# WHAT IS BEING ASKED
Copy each of the entries below line for line, changing nothing.

# EXCERPTED RECORDS
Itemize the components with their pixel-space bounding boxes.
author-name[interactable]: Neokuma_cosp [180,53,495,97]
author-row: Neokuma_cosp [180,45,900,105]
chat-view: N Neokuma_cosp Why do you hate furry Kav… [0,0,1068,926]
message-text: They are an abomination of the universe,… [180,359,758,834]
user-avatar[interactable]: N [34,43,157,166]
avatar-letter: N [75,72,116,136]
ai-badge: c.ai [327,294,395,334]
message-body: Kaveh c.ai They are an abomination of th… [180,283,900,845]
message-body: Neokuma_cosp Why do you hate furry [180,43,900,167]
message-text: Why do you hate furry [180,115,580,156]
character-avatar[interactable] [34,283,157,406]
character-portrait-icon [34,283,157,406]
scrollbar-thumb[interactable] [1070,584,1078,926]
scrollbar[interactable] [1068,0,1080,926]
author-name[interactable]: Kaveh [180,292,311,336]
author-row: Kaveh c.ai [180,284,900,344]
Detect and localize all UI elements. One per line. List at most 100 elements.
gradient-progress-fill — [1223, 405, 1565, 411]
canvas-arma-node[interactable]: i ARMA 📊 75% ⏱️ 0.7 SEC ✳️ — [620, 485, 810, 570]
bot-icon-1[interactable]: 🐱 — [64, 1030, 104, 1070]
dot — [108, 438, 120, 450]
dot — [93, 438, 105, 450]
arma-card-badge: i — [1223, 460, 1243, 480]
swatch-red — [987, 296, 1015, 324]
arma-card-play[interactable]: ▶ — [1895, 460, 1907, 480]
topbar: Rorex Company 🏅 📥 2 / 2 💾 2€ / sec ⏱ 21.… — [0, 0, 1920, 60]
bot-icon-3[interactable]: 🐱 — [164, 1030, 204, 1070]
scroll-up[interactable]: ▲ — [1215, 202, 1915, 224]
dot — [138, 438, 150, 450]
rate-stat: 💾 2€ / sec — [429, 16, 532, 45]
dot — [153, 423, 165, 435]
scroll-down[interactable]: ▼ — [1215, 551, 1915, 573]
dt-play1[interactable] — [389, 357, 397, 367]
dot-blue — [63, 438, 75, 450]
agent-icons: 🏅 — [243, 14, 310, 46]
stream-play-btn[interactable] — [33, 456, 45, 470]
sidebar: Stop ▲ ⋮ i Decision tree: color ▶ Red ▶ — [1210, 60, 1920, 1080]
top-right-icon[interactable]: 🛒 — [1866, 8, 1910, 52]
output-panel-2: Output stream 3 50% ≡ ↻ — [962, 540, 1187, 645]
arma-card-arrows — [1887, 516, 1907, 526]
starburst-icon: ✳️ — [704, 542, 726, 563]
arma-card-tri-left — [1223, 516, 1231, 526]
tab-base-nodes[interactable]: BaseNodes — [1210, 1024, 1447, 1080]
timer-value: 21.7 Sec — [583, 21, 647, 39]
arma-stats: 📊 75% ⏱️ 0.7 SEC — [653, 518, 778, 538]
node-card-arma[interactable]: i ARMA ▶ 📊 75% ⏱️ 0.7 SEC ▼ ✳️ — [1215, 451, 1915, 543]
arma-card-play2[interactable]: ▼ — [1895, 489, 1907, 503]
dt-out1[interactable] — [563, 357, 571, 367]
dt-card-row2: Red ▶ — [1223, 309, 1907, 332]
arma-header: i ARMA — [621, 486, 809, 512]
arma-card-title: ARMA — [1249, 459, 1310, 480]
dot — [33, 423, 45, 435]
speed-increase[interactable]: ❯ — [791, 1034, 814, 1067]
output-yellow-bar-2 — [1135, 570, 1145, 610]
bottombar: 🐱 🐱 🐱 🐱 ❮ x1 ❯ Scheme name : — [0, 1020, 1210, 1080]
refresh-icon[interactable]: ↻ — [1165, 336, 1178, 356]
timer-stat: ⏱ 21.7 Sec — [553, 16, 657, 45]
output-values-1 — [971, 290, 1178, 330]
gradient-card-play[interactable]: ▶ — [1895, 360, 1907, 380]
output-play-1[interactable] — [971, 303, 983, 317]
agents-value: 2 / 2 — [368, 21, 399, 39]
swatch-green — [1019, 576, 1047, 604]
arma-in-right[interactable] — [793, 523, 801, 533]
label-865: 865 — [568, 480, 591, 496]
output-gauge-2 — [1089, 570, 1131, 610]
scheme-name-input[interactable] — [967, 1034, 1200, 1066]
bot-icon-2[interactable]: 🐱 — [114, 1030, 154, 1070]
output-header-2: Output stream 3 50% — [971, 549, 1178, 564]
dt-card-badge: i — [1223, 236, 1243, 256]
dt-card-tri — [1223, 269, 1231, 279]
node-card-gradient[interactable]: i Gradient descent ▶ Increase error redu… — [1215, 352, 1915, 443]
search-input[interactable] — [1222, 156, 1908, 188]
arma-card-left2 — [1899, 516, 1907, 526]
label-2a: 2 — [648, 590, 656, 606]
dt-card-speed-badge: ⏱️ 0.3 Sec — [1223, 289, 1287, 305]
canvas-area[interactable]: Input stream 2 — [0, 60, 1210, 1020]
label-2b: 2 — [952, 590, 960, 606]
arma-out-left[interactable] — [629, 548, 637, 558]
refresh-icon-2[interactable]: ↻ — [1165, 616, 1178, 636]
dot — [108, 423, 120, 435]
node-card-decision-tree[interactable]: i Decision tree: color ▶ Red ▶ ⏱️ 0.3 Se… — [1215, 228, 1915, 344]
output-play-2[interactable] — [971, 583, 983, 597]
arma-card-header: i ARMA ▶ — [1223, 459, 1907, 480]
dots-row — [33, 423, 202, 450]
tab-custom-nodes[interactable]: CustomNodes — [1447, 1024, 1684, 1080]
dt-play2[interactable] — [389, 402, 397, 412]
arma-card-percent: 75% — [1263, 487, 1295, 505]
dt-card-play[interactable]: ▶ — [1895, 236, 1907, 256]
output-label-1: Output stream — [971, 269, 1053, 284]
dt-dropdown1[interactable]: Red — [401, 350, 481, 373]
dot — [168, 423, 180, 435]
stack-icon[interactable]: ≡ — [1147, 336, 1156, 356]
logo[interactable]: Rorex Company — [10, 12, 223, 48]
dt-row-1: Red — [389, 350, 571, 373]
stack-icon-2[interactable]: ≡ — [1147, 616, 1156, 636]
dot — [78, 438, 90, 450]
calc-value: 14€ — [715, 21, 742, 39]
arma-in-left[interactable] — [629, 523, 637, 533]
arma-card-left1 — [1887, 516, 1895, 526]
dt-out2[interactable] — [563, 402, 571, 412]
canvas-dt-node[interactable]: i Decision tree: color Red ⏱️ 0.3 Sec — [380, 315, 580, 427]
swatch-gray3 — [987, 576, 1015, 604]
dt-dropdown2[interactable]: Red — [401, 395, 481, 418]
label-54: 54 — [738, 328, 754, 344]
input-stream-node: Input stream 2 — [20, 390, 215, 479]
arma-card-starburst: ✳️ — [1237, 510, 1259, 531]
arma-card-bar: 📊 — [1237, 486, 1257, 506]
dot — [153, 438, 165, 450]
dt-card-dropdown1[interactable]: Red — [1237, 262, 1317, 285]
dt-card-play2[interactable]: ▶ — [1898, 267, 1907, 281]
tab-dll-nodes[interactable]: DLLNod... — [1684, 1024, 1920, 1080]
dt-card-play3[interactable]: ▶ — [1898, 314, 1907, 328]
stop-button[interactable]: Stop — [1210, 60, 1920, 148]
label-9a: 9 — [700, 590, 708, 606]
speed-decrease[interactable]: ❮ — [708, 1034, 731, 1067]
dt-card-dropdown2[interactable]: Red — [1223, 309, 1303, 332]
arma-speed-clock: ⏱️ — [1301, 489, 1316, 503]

# RESPONSE FOR THIS EXERCISE
Itemize the components with their pixel-space bounding boxes.
author-name[interactable]: Neokuma_cosp [180,53,495,97]
author-row: Neokuma_cosp [180,45,900,105]
chat-view: N Neokuma_cosp Why do you hate furry Kav… [0,0,1068,926]
message-text: They are an abomination of the universe,… [180,359,758,834]
user-avatar[interactable]: N [34,43,157,166]
avatar-letter: N [75,72,116,136]
ai-badge: c.ai [327,294,395,334]
message-body: Kaveh c.ai They are an abomination of th… [180,283,900,845]
message-body: Neokuma_cosp Why do you hate furry [180,43,900,167]
message-text: Why do you hate furry [180,115,580,156]
character-avatar[interactable] [34,283,157,406]
character-portrait-icon [34,283,157,406]
scrollbar-thumb[interactable] [1070,584,1078,926]
scrollbar[interactable] [1068,0,1080,926]
author-name[interactable]: Kaveh [180,292,311,336]
author-row: Kaveh c.ai [180,284,900,344]
Detect and localize all UI elements. One per line. List at most 100 elements.
gradient-progress-fill — [1223, 405, 1565, 411]
canvas-arma-node[interactable]: i ARMA 📊 75% ⏱️ 0.7 SEC ✳️ — [620, 485, 810, 570]
bot-icon-1[interactable]: 🐱 — [64, 1030, 104, 1070]
dot — [108, 438, 120, 450]
dot — [93, 438, 105, 450]
arma-card-badge: i — [1223, 460, 1243, 480]
swatch-red — [987, 296, 1015, 324]
arma-card-play[interactable]: ▶ — [1895, 460, 1907, 480]
topbar: Rorex Company 🏅 📥 2 / 2 💾 2€ / sec ⏱ 21.… — [0, 0, 1920, 60]
bot-icon-3[interactable]: 🐱 — [164, 1030, 204, 1070]
scroll-up[interactable]: ▲ — [1215, 202, 1915, 224]
dot — [138, 438, 150, 450]
rate-stat: 💾 2€ / sec — [429, 16, 532, 45]
dot — [153, 423, 165, 435]
scroll-down[interactable]: ▼ — [1215, 551, 1915, 573]
dt-play1[interactable] — [389, 357, 397, 367]
dot-blue — [63, 438, 75, 450]
agent-icons: 🏅 — [243, 14, 310, 46]
stream-play-btn[interactable] — [33, 456, 45, 470]
sidebar: Stop ▲ ⋮ i Decision tree: color ▶ Red ▶ — [1210, 60, 1920, 1080]
top-right-icon[interactable]: 🛒 — [1866, 8, 1910, 52]
output-panel-2: Output stream 3 50% ≡ ↻ — [962, 540, 1187, 645]
arma-card-arrows — [1887, 516, 1907, 526]
starburst-icon: ✳️ — [704, 542, 726, 563]
arma-card-tri-left — [1223, 516, 1231, 526]
tab-base-nodes[interactable]: BaseNodes — [1210, 1024, 1447, 1080]
timer-value: 21.7 Sec — [583, 21, 647, 39]
arma-stats: 📊 75% ⏱️ 0.7 SEC — [653, 518, 778, 538]
node-card-arma[interactable]: i ARMA ▶ 📊 75% ⏱️ 0.7 SEC ▼ ✳️ — [1215, 451, 1915, 543]
arma-card-play2[interactable]: ▼ — [1895, 489, 1907, 503]
dt-out1[interactable] — [563, 357, 571, 367]
dt-card-row2: Red ▶ — [1223, 309, 1907, 332]
arma-header: i ARMA — [621, 486, 809, 512]
arma-card-title: ARMA — [1249, 459, 1310, 480]
dot — [33, 423, 45, 435]
speed-increase[interactable]: ❯ — [791, 1034, 814, 1067]
output-yellow-bar-2 — [1135, 570, 1145, 610]
bottombar: 🐱 🐱 🐱 🐱 ❮ x1 ❯ Scheme name : — [0, 1020, 1210, 1080]
refresh-icon[interactable]: ↻ — [1165, 336, 1178, 356]
timer-stat: ⏱ 21.7 Sec — [553, 16, 657, 45]
output-values-1 — [971, 290, 1178, 330]
gradient-card-play[interactable]: ▶ — [1895, 360, 1907, 380]
output-play-1[interactable] — [971, 303, 983, 317]
agents-value: 2 / 2 — [368, 21, 399, 39]
swatch-green — [1019, 576, 1047, 604]
arma-in-right[interactable] — [793, 523, 801, 533]
label-865: 865 — [568, 480, 591, 496]
output-gauge-2 — [1089, 570, 1131, 610]
scheme-name-input[interactable] — [967, 1034, 1200, 1066]
bot-icon-2[interactable]: 🐱 — [114, 1030, 154, 1070]
output-header-2: Output stream 3 50% — [971, 549, 1178, 564]
dt-card-badge: i — [1223, 236, 1243, 256]
dt-card-tri — [1223, 269, 1231, 279]
node-card-gradient[interactable]: i Gradient descent ▶ Increase error redu… — [1215, 352, 1915, 443]
search-input[interactable] — [1222, 156, 1908, 188]
arma-card-left2 — [1899, 516, 1907, 526]
label-2a: 2 — [648, 590, 656, 606]
dt-card-speed-badge: ⏱️ 0.3 Sec — [1223, 289, 1287, 305]
canvas-area[interactable]: Input stream 2 — [0, 60, 1210, 1020]
label-2b: 2 — [952, 590, 960, 606]
arma-out-left[interactable] — [629, 548, 637, 558]
refresh-icon-2[interactable]: ↻ — [1165, 616, 1178, 636]
dot — [108, 423, 120, 435]
node-card-decision-tree[interactable]: i Decision tree: color ▶ Red ▶ ⏱️ 0.3 Se… — [1215, 228, 1915, 344]
output-play-2[interactable] — [971, 583, 983, 597]
arma-card-header: i ARMA ▶ — [1223, 459, 1907, 480]
dots-row — [33, 423, 202, 450]
tab-custom-nodes[interactable]: CustomNodes — [1447, 1024, 1684, 1080]
dt-play2[interactable] — [389, 402, 397, 412]
arma-card-percent: 75% — [1263, 487, 1295, 505]
dt-card-play[interactable]: ▶ — [1895, 236, 1907, 256]
output-label-1: Output stream — [971, 269, 1053, 284]
dt-dropdown1[interactable]: Red — [401, 350, 481, 373]
dot — [168, 423, 180, 435]
stack-icon[interactable]: ≡ — [1147, 336, 1156, 356]
logo[interactable]: Rorex Company — [10, 12, 223, 48]
dt-row-1: Red — [389, 350, 571, 373]
stack-icon-2[interactable]: ≡ — [1147, 616, 1156, 636]
dot — [78, 438, 90, 450]
calc-value: 14€ — [715, 21, 742, 39]
arma-in-left[interactable] — [629, 523, 637, 533]
arma-card-left1 — [1887, 516, 1895, 526]
dt-out2[interactable] — [563, 402, 571, 412]
canvas-dt-node[interactable]: i Decision tree: color Red ⏱️ 0.3 Sec — [380, 315, 580, 427]
swatch-gray3 — [987, 576, 1015, 604]
dt-dropdown2[interactable]: Red — [401, 395, 481, 418]
label-54: 54 — [738, 328, 754, 344]
input-stream-node: Input stream 2 — [20, 390, 215, 479]
arma-card-starburst: ✳️ — [1237, 510, 1259, 531]
arma-card-bar: 📊 — [1237, 486, 1257, 506]
dot — [153, 438, 165, 450]
dt-card-dropdown1[interactable]: Red — [1237, 262, 1317, 285]
dt-card-play2[interactable]: ▶ — [1898, 267, 1907, 281]
tab-dll-nodes[interactable]: DLLNod... — [1684, 1024, 1920, 1080]
dt-card-play3[interactable]: ▶ — [1898, 314, 1907, 328]
stop-button[interactable]: Stop — [1210, 60, 1920, 148]
label-9a: 9 — [700, 590, 708, 606]
speed-decrease[interactable]: ❮ — [708, 1034, 731, 1067]
dt-card-dropdown2[interactable]: Red — [1223, 309, 1303, 332]
arma-speed-clock: ⏱️ — [1301, 489, 1316, 503]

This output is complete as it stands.